Goal: List all the lines in these records that hold "mean".

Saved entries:
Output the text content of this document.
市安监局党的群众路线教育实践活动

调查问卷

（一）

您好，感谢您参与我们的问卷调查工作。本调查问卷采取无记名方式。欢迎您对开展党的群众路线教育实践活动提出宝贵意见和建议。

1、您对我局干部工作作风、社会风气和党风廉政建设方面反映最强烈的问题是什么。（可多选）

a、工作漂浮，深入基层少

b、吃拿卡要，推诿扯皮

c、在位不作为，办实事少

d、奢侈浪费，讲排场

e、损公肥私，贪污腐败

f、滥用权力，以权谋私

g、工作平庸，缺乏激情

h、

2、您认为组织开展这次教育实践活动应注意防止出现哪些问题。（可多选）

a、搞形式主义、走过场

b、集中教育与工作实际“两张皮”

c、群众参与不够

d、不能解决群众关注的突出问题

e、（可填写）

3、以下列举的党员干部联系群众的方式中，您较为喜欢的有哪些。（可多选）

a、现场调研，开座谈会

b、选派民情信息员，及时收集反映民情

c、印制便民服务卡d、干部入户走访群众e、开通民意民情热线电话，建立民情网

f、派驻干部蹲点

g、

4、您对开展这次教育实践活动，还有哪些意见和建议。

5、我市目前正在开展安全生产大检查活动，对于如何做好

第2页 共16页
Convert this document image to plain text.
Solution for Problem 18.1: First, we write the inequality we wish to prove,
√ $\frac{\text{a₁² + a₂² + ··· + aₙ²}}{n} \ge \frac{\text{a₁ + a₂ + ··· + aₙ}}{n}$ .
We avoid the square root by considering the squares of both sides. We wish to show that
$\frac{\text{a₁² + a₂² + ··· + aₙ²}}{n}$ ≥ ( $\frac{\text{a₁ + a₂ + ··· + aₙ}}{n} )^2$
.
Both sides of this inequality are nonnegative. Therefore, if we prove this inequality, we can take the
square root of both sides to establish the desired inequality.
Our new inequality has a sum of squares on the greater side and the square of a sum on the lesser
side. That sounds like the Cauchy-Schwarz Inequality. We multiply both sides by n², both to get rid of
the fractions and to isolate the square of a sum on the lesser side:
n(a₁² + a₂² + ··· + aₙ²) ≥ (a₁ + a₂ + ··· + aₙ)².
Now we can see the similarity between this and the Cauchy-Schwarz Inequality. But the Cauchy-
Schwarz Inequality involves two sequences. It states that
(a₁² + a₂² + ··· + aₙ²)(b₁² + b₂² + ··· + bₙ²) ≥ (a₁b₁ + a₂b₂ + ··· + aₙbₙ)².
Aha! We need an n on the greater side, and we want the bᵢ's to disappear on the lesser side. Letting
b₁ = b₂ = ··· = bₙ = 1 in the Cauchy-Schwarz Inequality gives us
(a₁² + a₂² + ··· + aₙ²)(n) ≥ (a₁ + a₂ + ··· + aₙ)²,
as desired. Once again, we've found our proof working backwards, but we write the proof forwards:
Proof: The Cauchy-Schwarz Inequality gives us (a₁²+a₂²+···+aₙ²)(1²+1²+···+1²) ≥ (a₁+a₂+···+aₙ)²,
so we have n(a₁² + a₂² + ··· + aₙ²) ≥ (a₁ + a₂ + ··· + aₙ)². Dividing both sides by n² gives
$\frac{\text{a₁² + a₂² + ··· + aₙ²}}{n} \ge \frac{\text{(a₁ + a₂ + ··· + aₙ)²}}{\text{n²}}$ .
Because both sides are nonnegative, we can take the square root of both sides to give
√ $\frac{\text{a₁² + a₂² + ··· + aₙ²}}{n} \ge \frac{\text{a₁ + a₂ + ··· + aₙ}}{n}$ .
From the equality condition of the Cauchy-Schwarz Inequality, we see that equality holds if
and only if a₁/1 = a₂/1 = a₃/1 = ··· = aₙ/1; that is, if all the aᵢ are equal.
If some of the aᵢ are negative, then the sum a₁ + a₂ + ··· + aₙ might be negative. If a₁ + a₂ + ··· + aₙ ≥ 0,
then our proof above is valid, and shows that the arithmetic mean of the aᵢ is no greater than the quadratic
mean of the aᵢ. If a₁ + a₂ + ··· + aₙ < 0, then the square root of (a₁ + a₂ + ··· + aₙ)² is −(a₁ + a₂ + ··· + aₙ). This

Answer to this exercise:
then our proof above is valid, and shows that the arithmetic mean of the aᵢ is no greater than the quadratic
mean of the aᵢ. If a₁ + a₂ + ··· + aₙ < 0, then the square root of (a₁ + a₂ + ··· + aₙ)² is −(a₁ + a₂ + ··· + aₙ). This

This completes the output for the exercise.